Rows from a dataset
┌────────
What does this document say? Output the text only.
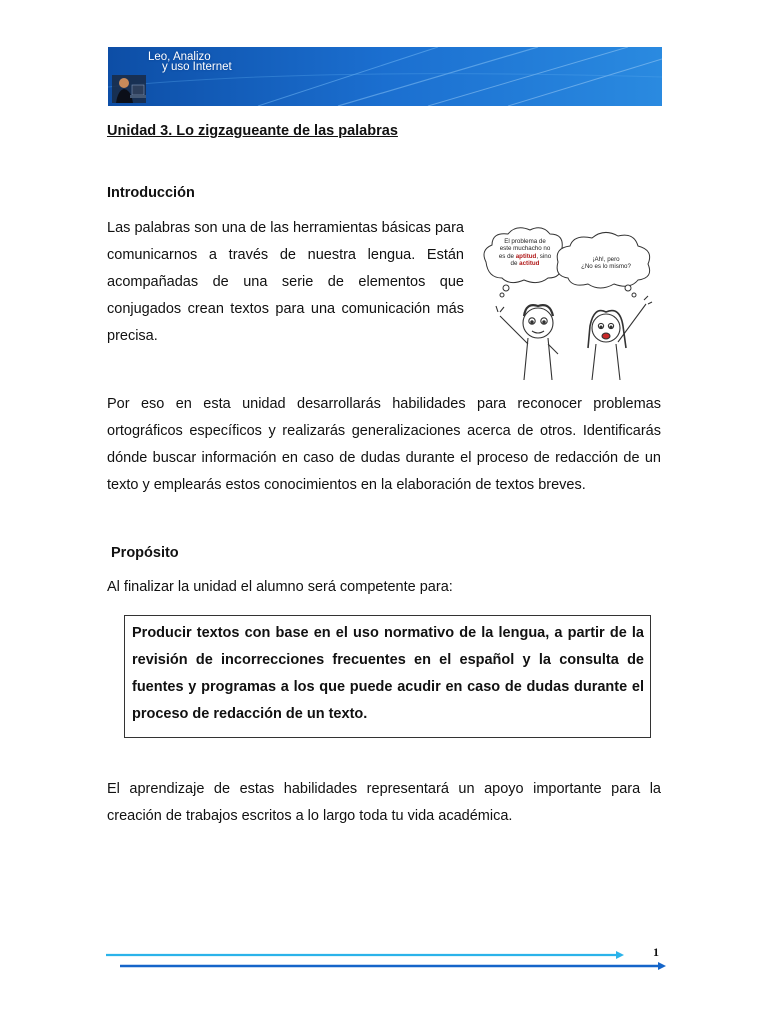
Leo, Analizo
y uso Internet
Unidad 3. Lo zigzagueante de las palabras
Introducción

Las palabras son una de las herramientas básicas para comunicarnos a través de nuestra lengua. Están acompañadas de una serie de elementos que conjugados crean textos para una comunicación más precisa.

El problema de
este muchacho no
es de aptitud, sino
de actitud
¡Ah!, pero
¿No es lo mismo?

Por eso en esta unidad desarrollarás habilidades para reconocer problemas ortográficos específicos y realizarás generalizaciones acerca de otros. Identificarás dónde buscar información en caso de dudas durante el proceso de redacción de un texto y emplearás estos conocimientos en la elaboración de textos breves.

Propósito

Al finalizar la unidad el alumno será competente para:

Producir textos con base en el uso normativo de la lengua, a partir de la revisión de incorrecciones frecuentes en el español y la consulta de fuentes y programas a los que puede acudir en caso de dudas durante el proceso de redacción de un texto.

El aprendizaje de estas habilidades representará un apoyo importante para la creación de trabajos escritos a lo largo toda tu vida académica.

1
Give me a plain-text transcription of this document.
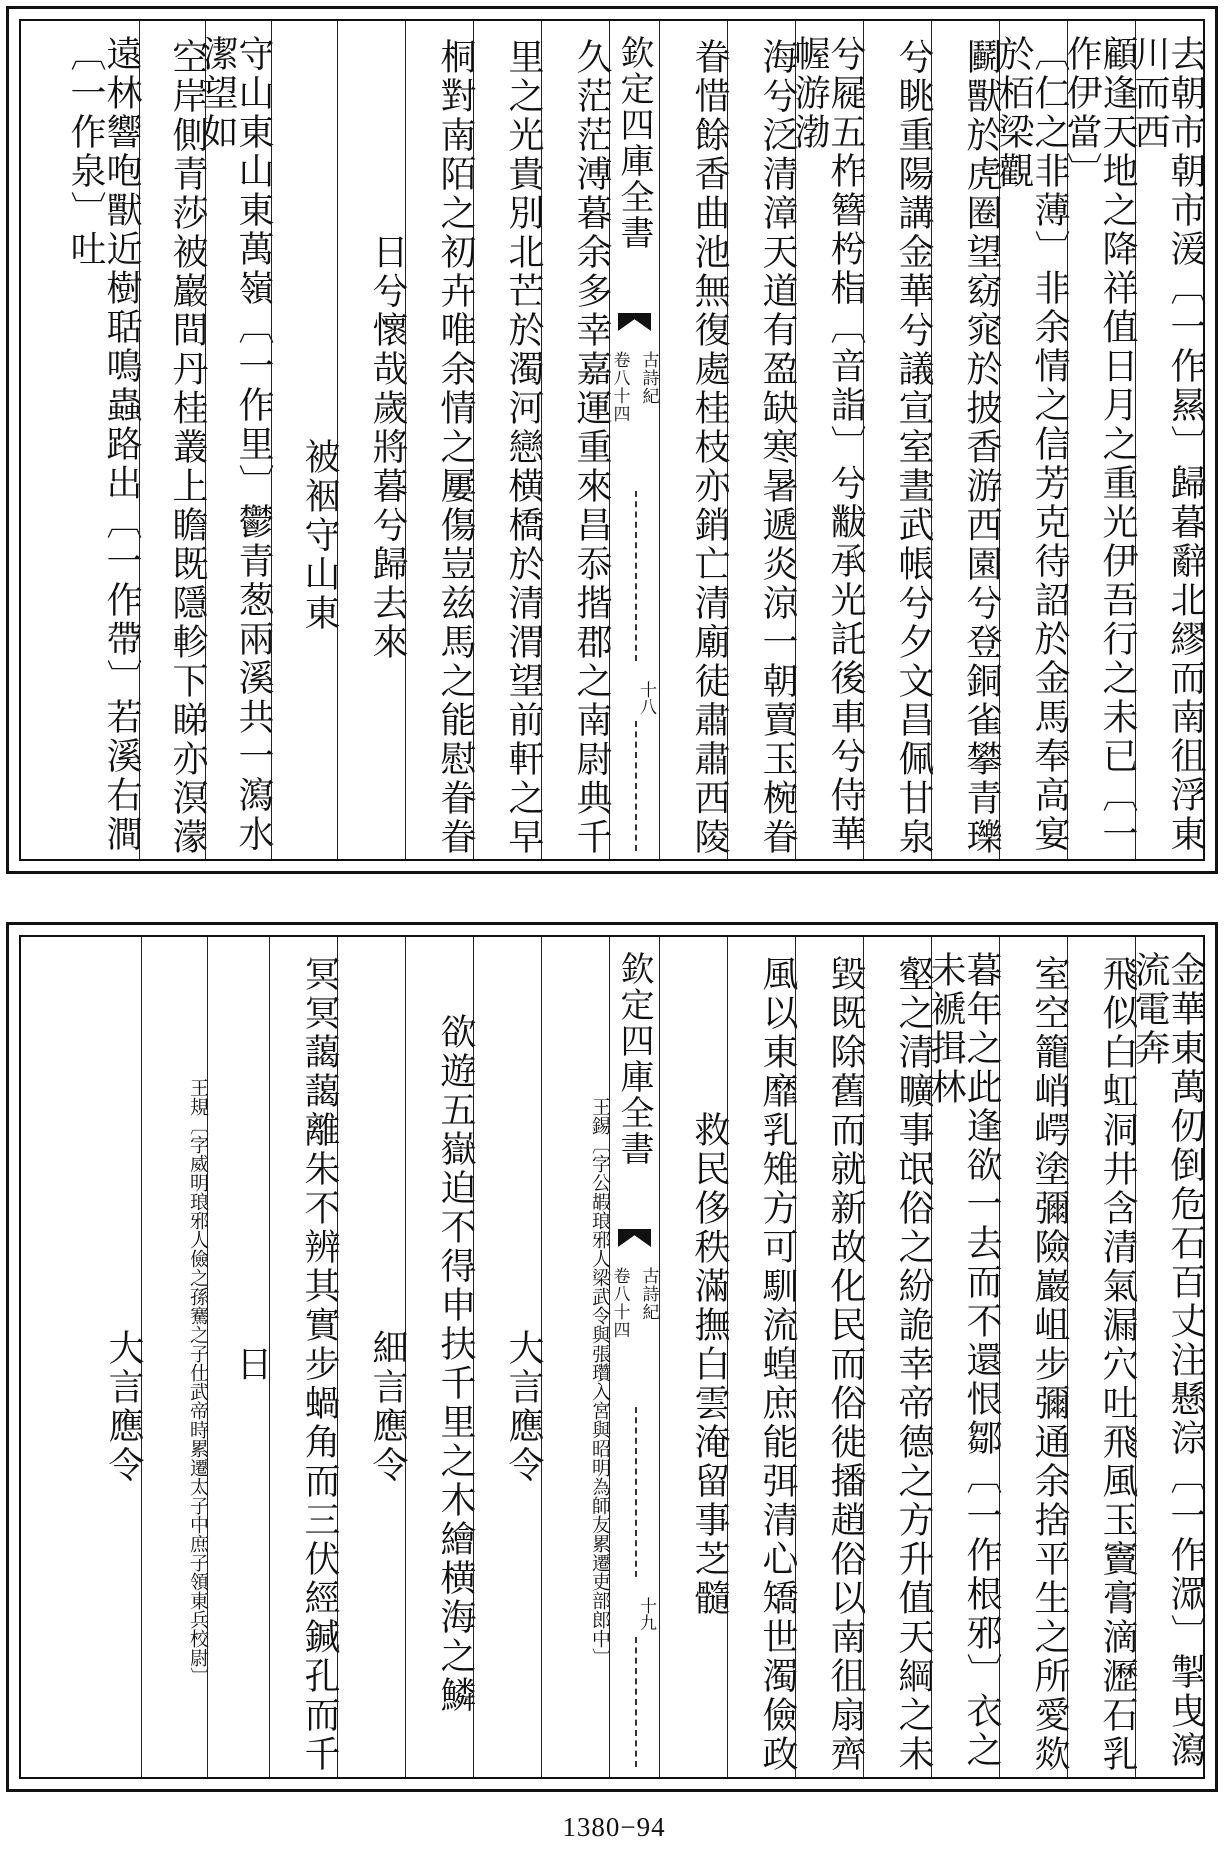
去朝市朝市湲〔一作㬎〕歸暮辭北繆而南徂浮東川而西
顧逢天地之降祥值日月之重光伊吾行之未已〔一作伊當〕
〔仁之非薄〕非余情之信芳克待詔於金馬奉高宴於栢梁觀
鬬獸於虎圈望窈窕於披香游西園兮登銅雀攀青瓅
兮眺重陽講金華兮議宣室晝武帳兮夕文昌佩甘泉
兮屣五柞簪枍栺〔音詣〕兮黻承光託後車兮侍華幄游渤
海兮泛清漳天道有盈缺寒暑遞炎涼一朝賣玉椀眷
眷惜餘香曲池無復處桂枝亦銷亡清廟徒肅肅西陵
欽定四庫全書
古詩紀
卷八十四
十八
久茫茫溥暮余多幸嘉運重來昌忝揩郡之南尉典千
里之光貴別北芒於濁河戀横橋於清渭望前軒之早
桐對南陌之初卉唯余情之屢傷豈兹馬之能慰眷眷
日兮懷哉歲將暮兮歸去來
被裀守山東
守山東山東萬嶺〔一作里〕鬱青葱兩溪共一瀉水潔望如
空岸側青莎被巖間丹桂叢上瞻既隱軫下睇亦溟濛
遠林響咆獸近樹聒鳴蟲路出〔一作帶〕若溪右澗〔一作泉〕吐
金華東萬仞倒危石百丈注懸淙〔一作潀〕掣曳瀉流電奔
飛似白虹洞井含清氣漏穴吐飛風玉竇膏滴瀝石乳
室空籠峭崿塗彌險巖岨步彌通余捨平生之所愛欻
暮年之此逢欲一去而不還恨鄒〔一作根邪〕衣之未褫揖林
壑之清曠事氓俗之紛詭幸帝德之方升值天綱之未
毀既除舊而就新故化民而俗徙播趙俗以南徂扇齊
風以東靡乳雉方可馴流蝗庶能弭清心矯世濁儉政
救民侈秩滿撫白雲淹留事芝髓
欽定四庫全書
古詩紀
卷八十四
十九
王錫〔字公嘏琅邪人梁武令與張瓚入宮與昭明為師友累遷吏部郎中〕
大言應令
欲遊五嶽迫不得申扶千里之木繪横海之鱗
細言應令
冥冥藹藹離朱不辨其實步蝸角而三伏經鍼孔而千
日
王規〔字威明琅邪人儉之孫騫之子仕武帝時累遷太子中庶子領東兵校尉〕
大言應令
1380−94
└────────
▸ **STATED TASK**: Copy out all of the material exactly as written, without its pictures.

▸ **ANSWER TO THIS EXERCISE**:
What does this document say? Output the text only.
Leo, Analizo
y uso Internet
Unidad 3. Lo zigzagueante de las palabras
Introducción

Las palabras son una de las herramientas básicas para comunicarnos a través de nuestra lengua. Están acompañadas de una serie de elementos que conjugados crean textos para una comunicación más precisa.

El problema de
este muchacho no
es de aptitud, sino
de actitud
¡Ah!, pero
¿No es lo mismo?

Por eso en esta unidad desarrollarás habilidades para reconocer problemas ortográficos específicos y realizarás generalizaciones acerca de otros. Identificarás dónde buscar información en caso de dudas durante el proceso de redacción de un texto y emplearás estos conocimientos en la elaboración de textos breves.

Propósito

Al finalizar la unidad el alumno será competente para:

Producir textos con base en el uso normativo de la lengua, a partir de la revisión de incorrecciones frecuentes en el español y la consulta de fuentes y programas a los que puede acudir en caso de dudas durante el proceso de redacción de un texto.

El aprendizaje de estas habilidades representará un apoyo importante para la creación de trabajos escritos a lo largo toda tu vida académica.

1
Give me a plain-text transcription of this document.
去朝市朝市湲〔一作㬎〕歸暮辭北繆而南徂浮東川而西
顧逢天地之降祥值日月之重光伊吾行之未已〔一作伊當〕
〔仁之非薄〕非余情之信芳克待詔於金馬奉高宴於栢梁觀
鬬獸於虎圈望窈窕於披香游西園兮登銅雀攀青瓅
兮眺重陽講金華兮議宣室晝武帳兮夕文昌佩甘泉
兮屣五柞簪枍栺〔音詣〕兮黻承光託後車兮侍華幄游渤
海兮泛清漳天道有盈缺寒暑遞炎涼一朝賣玉椀眷
眷惜餘香曲池無復處桂枝亦銷亡清廟徒肅肅西陵
欽定四庫全書
古詩紀
卷八十四
十八
久茫茫溥暮余多幸嘉運重來昌忝揩郡之南尉典千
里之光貴別北芒於濁河戀横橋於清渭望前軒之早
桐對南陌之初卉唯余情之屢傷豈兹馬之能慰眷眷
日兮懷哉歲將暮兮歸去來
被裀守山東
守山東山東萬嶺〔一作里〕鬱青葱兩溪共一瀉水潔望如
空岸側青莎被巖間丹桂叢上瞻既隱軫下睇亦溟濛
遠林響咆獸近樹聒鳴蟲路出〔一作帶〕若溪右澗〔一作泉〕吐
金華東萬仞倒危石百丈注懸淙〔一作潀〕掣曳瀉流電奔
飛似白虹洞井含清氣漏穴吐飛風玉竇膏滴瀝石乳
室空籠峭崿塗彌險巖岨步彌通余捨平生之所愛欻
暮年之此逢欲一去而不還恨鄒〔一作根邪〕衣之未褫揖林
壑之清曠事氓俗之紛詭幸帝德之方升值天綱之未
毀既除舊而就新故化民而俗徙播趙俗以南徂扇齊
風以東靡乳雉方可馴流蝗庶能弭清心矯世濁儉政
救民侈秩滿撫白雲淹留事芝髓
欽定四庫全書
古詩紀
卷八十四
十九
王錫〔字公嘏琅邪人梁武令與張瓚入宮與昭明為師友累遷吏部郎中〕
大言應令
欲遊五嶽迫不得申扶千里之木繪横海之鱗
細言應令
冥冥藹藹離朱不辨其實步蝸角而三伏經鍼孔而千
日
王規〔字威明琅邪人儉之孫騫之子仕武帝時累遷太子中庶子領東兵校尉〕
大言應令
1380−94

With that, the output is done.